To be done:
Identify all lines below that hold "blinks" and collect them.

Stored data:
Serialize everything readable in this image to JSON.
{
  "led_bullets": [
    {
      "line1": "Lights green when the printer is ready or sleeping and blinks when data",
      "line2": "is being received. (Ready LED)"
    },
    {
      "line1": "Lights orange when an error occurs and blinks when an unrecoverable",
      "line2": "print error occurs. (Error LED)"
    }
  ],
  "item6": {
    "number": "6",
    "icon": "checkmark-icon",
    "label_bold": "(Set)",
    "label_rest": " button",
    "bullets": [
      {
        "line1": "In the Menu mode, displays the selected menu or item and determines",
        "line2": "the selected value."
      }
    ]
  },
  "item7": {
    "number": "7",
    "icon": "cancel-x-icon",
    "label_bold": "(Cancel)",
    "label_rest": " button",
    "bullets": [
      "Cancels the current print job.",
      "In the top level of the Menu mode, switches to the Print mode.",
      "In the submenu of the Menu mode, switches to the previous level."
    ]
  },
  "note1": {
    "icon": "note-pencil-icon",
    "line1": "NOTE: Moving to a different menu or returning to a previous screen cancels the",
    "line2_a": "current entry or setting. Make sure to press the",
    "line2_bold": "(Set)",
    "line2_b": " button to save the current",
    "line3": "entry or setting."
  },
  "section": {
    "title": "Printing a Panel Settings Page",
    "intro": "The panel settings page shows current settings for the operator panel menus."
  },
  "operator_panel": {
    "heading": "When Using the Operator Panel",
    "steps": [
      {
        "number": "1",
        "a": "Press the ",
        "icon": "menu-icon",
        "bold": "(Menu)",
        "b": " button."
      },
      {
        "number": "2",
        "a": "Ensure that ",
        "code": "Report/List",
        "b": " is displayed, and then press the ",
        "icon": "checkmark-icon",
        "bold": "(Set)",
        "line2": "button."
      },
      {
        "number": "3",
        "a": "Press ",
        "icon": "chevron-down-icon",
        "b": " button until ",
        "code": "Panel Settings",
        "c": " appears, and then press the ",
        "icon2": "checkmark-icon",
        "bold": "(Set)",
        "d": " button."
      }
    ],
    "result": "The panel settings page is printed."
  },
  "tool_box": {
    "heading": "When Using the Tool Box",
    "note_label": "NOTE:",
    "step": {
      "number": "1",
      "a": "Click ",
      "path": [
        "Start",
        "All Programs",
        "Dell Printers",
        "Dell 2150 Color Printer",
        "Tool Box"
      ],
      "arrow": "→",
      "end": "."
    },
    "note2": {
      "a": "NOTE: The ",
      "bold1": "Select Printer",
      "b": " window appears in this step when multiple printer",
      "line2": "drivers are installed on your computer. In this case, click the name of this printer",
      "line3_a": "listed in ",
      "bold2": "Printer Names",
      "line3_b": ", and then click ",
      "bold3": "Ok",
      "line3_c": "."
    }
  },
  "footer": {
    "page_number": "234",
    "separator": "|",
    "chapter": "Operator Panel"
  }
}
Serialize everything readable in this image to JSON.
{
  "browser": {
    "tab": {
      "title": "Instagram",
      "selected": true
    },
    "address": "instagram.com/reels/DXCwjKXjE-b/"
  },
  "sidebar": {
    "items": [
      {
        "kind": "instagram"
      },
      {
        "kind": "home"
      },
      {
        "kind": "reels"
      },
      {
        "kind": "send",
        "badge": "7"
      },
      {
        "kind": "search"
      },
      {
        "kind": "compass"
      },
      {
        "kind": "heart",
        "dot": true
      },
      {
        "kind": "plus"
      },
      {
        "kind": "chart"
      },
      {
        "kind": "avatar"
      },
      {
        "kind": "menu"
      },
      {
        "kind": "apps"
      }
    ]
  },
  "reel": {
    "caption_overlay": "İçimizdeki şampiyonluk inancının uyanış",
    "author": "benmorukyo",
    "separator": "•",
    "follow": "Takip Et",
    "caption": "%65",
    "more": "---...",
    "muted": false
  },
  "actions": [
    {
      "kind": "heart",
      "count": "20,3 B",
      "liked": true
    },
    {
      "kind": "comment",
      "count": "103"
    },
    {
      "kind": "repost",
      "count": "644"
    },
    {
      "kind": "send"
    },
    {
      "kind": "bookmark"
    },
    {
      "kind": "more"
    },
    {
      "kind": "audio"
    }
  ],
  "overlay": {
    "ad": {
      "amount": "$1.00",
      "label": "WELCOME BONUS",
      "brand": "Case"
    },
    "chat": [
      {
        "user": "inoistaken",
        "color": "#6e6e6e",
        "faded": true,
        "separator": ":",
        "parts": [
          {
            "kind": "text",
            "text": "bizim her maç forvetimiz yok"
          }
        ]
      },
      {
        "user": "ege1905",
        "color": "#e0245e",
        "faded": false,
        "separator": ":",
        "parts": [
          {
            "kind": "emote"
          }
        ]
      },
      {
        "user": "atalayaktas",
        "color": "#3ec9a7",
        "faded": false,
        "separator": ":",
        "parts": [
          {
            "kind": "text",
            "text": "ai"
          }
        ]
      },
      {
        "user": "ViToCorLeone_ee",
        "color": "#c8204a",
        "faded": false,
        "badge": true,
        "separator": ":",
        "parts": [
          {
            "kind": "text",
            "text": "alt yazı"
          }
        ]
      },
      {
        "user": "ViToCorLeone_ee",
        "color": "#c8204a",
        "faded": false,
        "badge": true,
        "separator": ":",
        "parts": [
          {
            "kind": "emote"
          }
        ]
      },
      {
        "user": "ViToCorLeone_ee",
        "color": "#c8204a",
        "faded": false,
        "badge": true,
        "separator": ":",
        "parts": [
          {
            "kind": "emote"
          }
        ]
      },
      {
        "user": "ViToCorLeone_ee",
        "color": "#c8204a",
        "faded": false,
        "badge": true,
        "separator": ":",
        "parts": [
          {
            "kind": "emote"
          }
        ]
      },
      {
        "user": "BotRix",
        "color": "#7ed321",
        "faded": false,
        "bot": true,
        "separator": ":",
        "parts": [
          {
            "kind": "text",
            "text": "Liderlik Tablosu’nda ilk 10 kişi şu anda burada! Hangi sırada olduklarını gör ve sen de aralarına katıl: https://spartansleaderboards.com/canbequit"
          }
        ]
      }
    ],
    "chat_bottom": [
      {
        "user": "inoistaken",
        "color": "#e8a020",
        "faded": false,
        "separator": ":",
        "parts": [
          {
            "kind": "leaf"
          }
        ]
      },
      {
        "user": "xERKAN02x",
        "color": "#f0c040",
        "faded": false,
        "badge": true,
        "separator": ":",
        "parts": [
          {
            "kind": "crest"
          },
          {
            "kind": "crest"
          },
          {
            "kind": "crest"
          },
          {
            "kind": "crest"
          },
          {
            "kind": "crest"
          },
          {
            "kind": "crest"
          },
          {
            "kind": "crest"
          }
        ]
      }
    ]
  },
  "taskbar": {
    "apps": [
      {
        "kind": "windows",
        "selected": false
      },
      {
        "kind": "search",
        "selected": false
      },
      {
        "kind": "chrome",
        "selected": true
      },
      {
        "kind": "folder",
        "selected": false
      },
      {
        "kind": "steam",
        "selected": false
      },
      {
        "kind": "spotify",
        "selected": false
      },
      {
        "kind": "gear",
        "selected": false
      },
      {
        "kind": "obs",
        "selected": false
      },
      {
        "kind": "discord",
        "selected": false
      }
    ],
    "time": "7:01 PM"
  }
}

Exercise output:
      "line1": "Lights green when the printer is ready or sleeping and blinks when data",
      "line1": "Lights orange when an error occurs and blinks when an unrecoverable",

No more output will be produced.